**What is asked**: Write out the material exactly, leaving every picture behind.

Figure record listings:
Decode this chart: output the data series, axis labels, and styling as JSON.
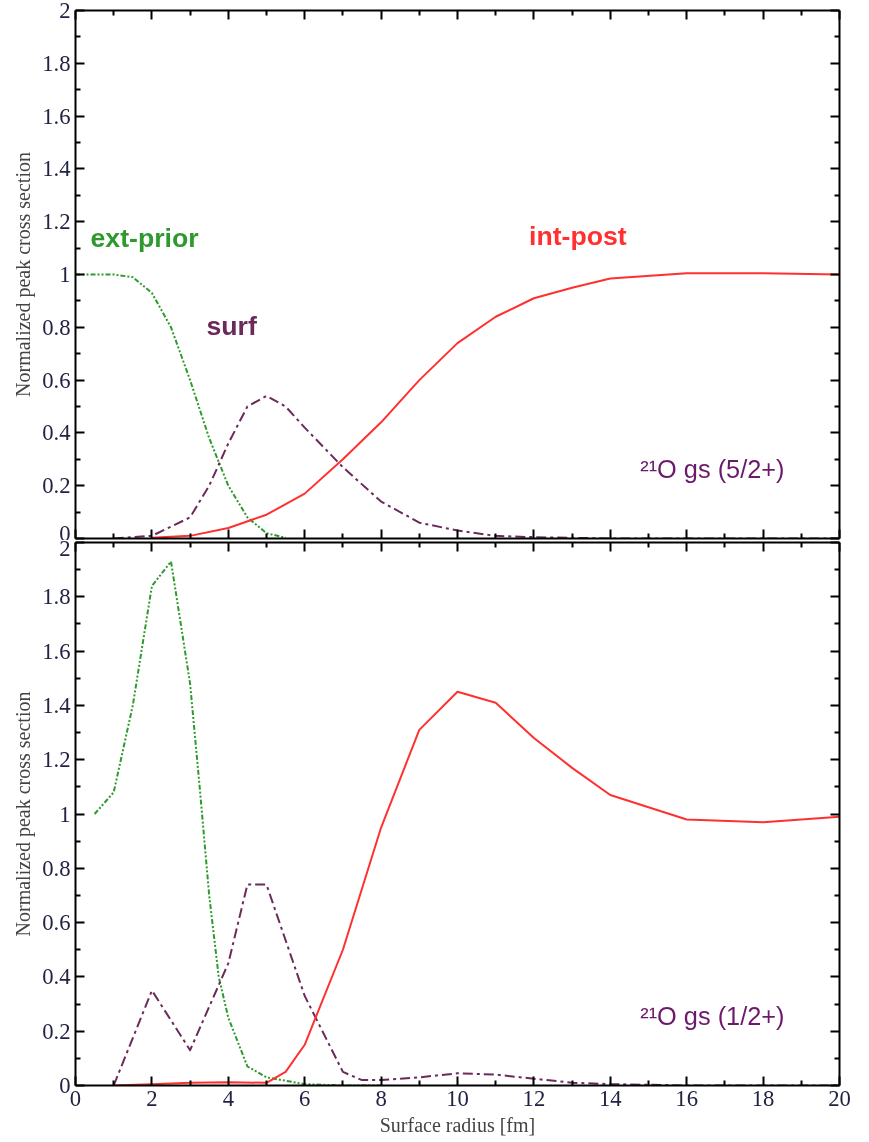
{
  "chart_data": [
    {
      "type": "line",
      "ylabel": "Normalized peak cross section",
      "xlim": [
        0,
        20
      ],
      "ylim": [
        0,
        2
      ],
      "xticks": [
        0,
        2,
        4,
        6,
        8,
        10,
        12,
        14,
        16,
        18,
        20
      ],
      "yticks": [
        0,
        0.2,
        0.4,
        0.6,
        0.8,
        1,
        1.2,
        1.4,
        1.6,
        1.8,
        2
      ],
      "tick_labels": "y",
      "grid": false,
      "annotations": [
        "²¹O gs (5/2+)"
      ],
      "series": [
        {
          "name": "ext-prior",
          "color": "#2e9a2e",
          "line_style": "dotted",
          "x": [
            0,
            1,
            1.5,
            2,
            2.5,
            3,
            3.5,
            4,
            4.5,
            5,
            5.5
          ],
          "values": [
            1,
            1,
            0.99,
            0.93,
            0.8,
            0.6,
            0.38,
            0.2,
            0.08,
            0.02,
            0.003
          ]
        },
        {
          "name": "surf",
          "color": "#6b2a5a",
          "line_style": "dashed",
          "x": [
            1,
            2,
            3,
            3.5,
            4,
            4.5,
            5,
            5.5,
            6,
            7,
            8,
            9,
            10,
            11,
            12,
            14,
            16,
            18,
            20
          ],
          "values": [
            0,
            0.01,
            0.08,
            0.2,
            0.36,
            0.5,
            0.54,
            0.5,
            0.42,
            0.27,
            0.14,
            0.06,
            0.03,
            0.01,
            0.005,
            0,
            0,
            0,
            0
          ]
        },
        {
          "name": "int-post",
          "color": "#ff3030",
          "line_style": "solid",
          "x": [
            2,
            3,
            4,
            5,
            6,
            7,
            8,
            9,
            10,
            11,
            12,
            13,
            14,
            16,
            18,
            20
          ],
          "values": [
            0.003,
            0.01,
            0.04,
            0.09,
            0.17,
            0.3,
            0.44,
            0.6,
            0.74,
            0.84,
            0.91,
            0.95,
            0.985,
            1.005,
            1.005,
            1.0
          ]
        }
      ]
    },
    {
      "type": "line",
      "xlabel": "Surface radius [fm]",
      "ylabel": "Normalized peak cross section",
      "xlim": [
        0,
        20
      ],
      "ylim": [
        0,
        2
      ],
      "xticks": [
        0,
        2,
        4,
        6,
        8,
        10,
        12,
        14,
        16,
        18,
        20
      ],
      "yticks": [
        0,
        0.2,
        0.4,
        0.6,
        0.8,
        1,
        1.2,
        1.4,
        1.6,
        1.8,
        2
      ],
      "grid": false,
      "annotations": [
        "²¹O gs (1/2+)"
      ],
      "series": [
        {
          "color": "#2e9a2e",
          "line_style": "dotted",
          "x": [
            0.5,
            1,
            1.5,
            2,
            2.5,
            3,
            3.25,
            3.5,
            3.75,
            4,
            4.5,
            5,
            6,
            7,
            8
          ],
          "values": [
            1.0,
            1.08,
            1.4,
            1.84,
            1.93,
            1.48,
            1.1,
            0.7,
            0.4,
            0.25,
            0.07,
            0.03,
            0.005,
            0,
            0
          ]
        },
        {
          "color": "#6b2a5a",
          "line_style": "dashed",
          "x": [
            1,
            2,
            3,
            4,
            4.5,
            5,
            6,
            7,
            7.5,
            8,
            9,
            10,
            11,
            12,
            13,
            14,
            16,
            20
          ],
          "values": [
            0,
            0.35,
            0.13,
            0.45,
            0.74,
            0.74,
            0.33,
            0.05,
            0.02,
            0.02,
            0.03,
            0.045,
            0.04,
            0.025,
            0.01,
            0.005,
            0,
            0
          ]
        },
        {
          "color": "#ff3030",
          "line_style": "solid",
          "x": [
            1,
            2,
            3,
            4,
            5,
            5.5,
            6,
            7,
            8,
            9,
            10,
            11,
            12,
            13,
            14,
            16,
            18,
            20
          ],
          "values": [
            0,
            0.005,
            0.01,
            0.012,
            0.01,
            0.05,
            0.15,
            0.5,
            0.95,
            1.31,
            1.45,
            1.41,
            1.28,
            1.17,
            1.07,
            0.98,
            0.97,
            0.99
          ]
        }
      ]
    }
  ]
}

**Written reply**:
Decode this chart: output the data series, axis labels, and styling as JSON.
{
  "chart_data": [
    {
      "type": "line",
      "ylabel": "Normalized peak cross section",
      "xlim": [
        0,
        20
      ],
      "ylim": [
        0,
        2
      ],
      "xticks": [
        0,
        2,
        4,
        6,
        8,
        10,
        12,
        14,
        16,
        18,
        20
      ],
      "yticks": [
        0,
        0.2,
        0.4,
        0.6,
        0.8,
        1,
        1.2,
        1.4,
        1.6,
        1.8,
        2
      ],
      "tick_labels": "y",
      "grid": false,
      "annotations": [
        "²¹O gs (5/2+)"
      ],
      "series": [
        {
          "name": "ext-prior",
          "color": "#2e9a2e",
          "line_style": "dotted",
          "x": [
            0,
            1,
            1.5,
            2,
            2.5,
            3,
            3.5,
            4,
            4.5,
            5,
            5.5
          ],
          "values": [
            1,
            1,
            0.99,
            0.93,
            0.8,
            0.6,
            0.38,
            0.2,
            0.08,
            0.02,
            0.003
          ]
        },
        {
          "name": "surf",
          "color": "#6b2a5a",
          "line_style": "dashed",
          "x": [
            1,
            2,
            3,
            3.5,
            4,
            4.5,
            5,
            5.5,
            6,
            7,
            8,
            9,
            10,
            11,
            12,
            14,
            16,
            18,
            20
          ],
          "values": [
            0,
            0.01,
            0.08,
            0.2,
            0.36,
            0.5,
            0.54,
            0.5,
            0.42,
            0.27,
            0.14,
            0.06,
            0.03,
            0.01,
            0.005,
            0,
            0,
            0,
            0
          ]
        },
        {
          "name": "int-post",
          "color": "#ff3030",
          "line_style": "solid",
          "x": [
            2,
            3,
            4,
            5,
            6,
            7,
            8,
            9,
            10,
            11,
            12,
            13,
            14,
            16,
            18,
            20
          ],
          "values": [
            0.003,
            0.01,
            0.04,
            0.09,
            0.17,
            0.3,
            0.44,
            0.6,
            0.74,
            0.84,
            0.91,
            0.95,
            0.985,
            1.005,
            1.005,
            1.0
          ]
        }
      ]
    },
    {
      "type": "line",
      "xlabel": "Surface radius [fm]",
      "ylabel": "Normalized peak cross section",
      "xlim": [
        0,
        20
      ],
      "ylim": [
        0,
        2
      ],
      "xticks": [
        0,
        2,
        4,
        6,
        8,
        10,
        12,
        14,
        16,
        18,
        20
      ],
      "yticks": [
        0,
        0.2,
        0.4,
        0.6,
        0.8,
        1,
        1.2,
        1.4,
        1.6,
        1.8,
        2
      ],
      "grid": false,
      "annotations": [
        "²¹O gs (1/2+)"
      ],
      "series": [
        {
          "color": "#2e9a2e",
          "line_style": "dotted",
          "x": [
            0.5,
            1,
            1.5,
            2,
            2.5,
            3,
            3.25,
            3.5,
            3.75,
            4,
            4.5,
            5,
            6,
            7,
            8
          ],
          "values": [
            1.0,
            1.08,
            1.4,
            1.84,
            1.93,
            1.48,
            1.1,
            0.7,
            0.4,
            0.25,
            0.07,
            0.03,
            0.005,
            0,
            0
          ]
        },
        {
          "color": "#6b2a5a",
          "line_style": "dashed",
          "x": [
            1,
            2,
            3,
            4,
            4.5,
            5,
            6,
            7,
            7.5,
            8,
            9,
            10,
            11,
            12,
            13,
            14,
            16,
            20
          ],
          "values": [
            0,
            0.35,
            0.13,
            0.45,
            0.74,
            0.74,
            0.33,
            0.05,
            0.02,
            0.02,
            0.03,
            0.045,
            0.04,
            0.025,
            0.01,
            0.005,
            0,
            0
          ]
        },
        {
          "color": "#ff3030",
          "line_style": "solid",
          "x": [
            1,
            2,
            3,
            4,
            5,
            5.5,
            6,
            7,
            8,
            9,
            10,
            11,
            12,
            13,
            14,
            16,
            18,
            20
          ],
          "values": [
            0,
            0.005,
            0.01,
            0.012,
            0.01,
            0.05,
            0.15,
            0.5,
            0.95,
            1.31,
            1.45,
            1.41,
            1.28,
            1.17,
            1.07,
            0.98,
            0.97,
            0.99
          ]
        }
      ]
    }
  ]
}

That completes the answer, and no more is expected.